The Concept of Productivity
The concept of productivity is a very important concept. Only if output per hour increases will citizens have more income and wealth. And, to keep productivity rising (output per hour), we must keep investing. The tractor increases output per hour one time to a higher level, but then output and output per hour stalls there until more investment occurs.
Measuring real productivity is difficult, however, since it has a trend and a cyclical component.
For example, suppose we open a new Jolibee, hire two workers, and they serve 10 burgers per hour. Their measured productivity is 5 burgers per hour per worker. Then, more consumers find the restaurant (or the economy grows and more people eat out) and sales grow to 20 burgers per hour. This raises measured productivity, output per hour, from 5 burgers to 10 burgers.
But, are these workers fundamentally any more productive? Obviously not (outside of learning done on the job). It is also obvious that I could pay these workers more as long as sales stay up. But if sales fall, the worker’s wages would have to fall as well.
Then, we find a computer/software system that allows us to serve 20 burgers per hour with only one worker. All orders are taken and sent to the cook on a touch screen, the computer “keeps the books, it makes change. Indeed, the math and writing skills needed are now reduced, making it possible for less qualified workers to get this job done. This is a fundament improvement in productivity, made possible by investment. This worker could permanently be paid a higher wage since the worker is more producitive, whether we sell 10 or 20 burgers per hour.
The Concept of Government
Now, let’s introduce GOVERNMENT (Ugh!), denoted “G”. Suppose we need a tank to defend our barrio. It takes resources to build a tank [in this simple example, people must take time from farming to build the tank]. If it takes 2 people all year to make the tank, we need to set aside 200 stones to get the job done. Now, the composition of the economy has changed again:
C 1,700 STONES (Consumption)
 I 100 STONES Y = C+I+G = C+S+T (Investment)
 G 200 STONES Where T = taxes and G = government consumption
 GDP 2,000 STONES
The Concept of Taxes
Ok, you all know what TAXES, it simply refers to the amount of income [resources] that the government takes to support its spending. Since S is defined as non-consumption it is clear that taxes taken by themselves raise national savings since private saving, S, = Y-C-T. The issue is what is done with the T collected.

#### Collected material:
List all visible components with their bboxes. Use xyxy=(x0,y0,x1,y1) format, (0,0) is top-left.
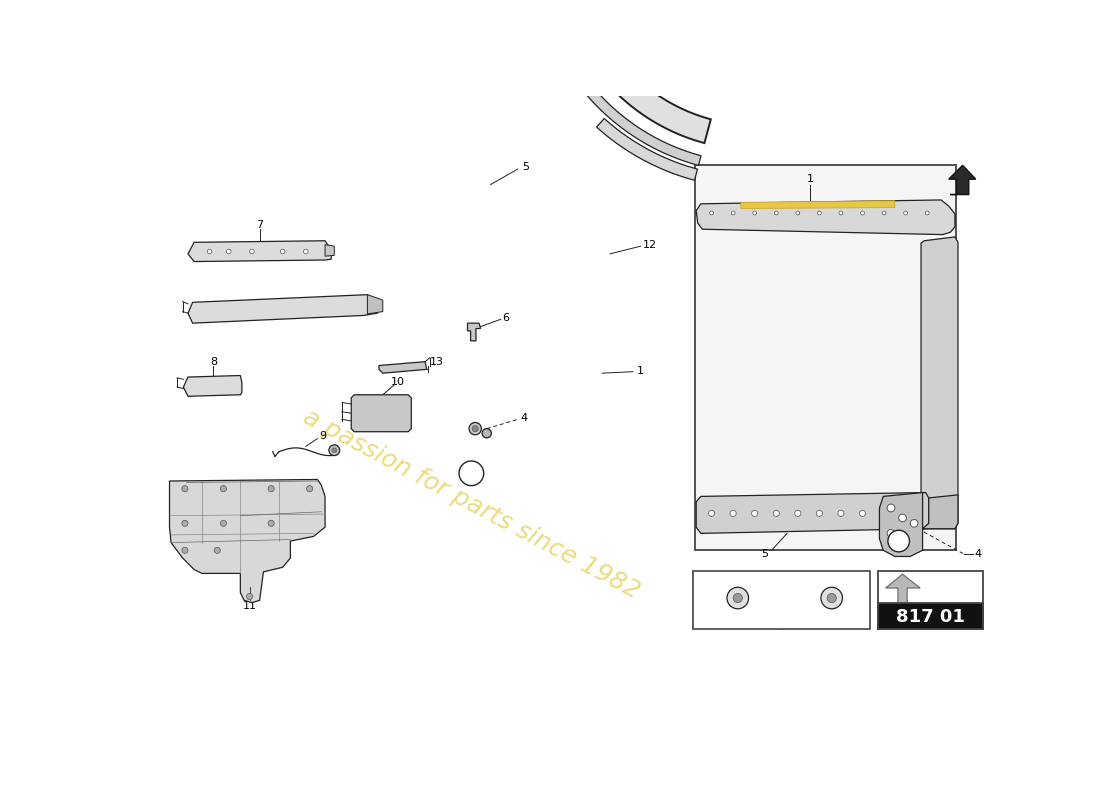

#### Request 1:
Transcribe the part of the economics passage above, starting with "But, are these" and going on through "or 20 burgers per hour.".
#### Request 2:
According to the economics passage above, how many stones must be set aside to build the tank?

#### Complete response 1:
But, are these workers fundamentally any more productive? Obviously not (outside of learning done on the job). It is also obvious that I could pay these workers more as long as sales stay up. But if sales fall, the worker’s wages would have to fall as well.
Then, we find a computer/software system that allows us to serve 20 burgers per hour with only one worker. All orders are taken and sent to the cook on a touch screen, the computer “keeps the books, it makes change. Indeed, the math and writing skills needed are now reduced, making it possible for less qualified workers to get this job done. This is a fundament improvement in productivity, made possible by investment. This worker could permanently be paid a higher wage since the worker is more producitive, whether we sell 10 or 20 burgers per hour.

#### Complete response 2:
200 stones.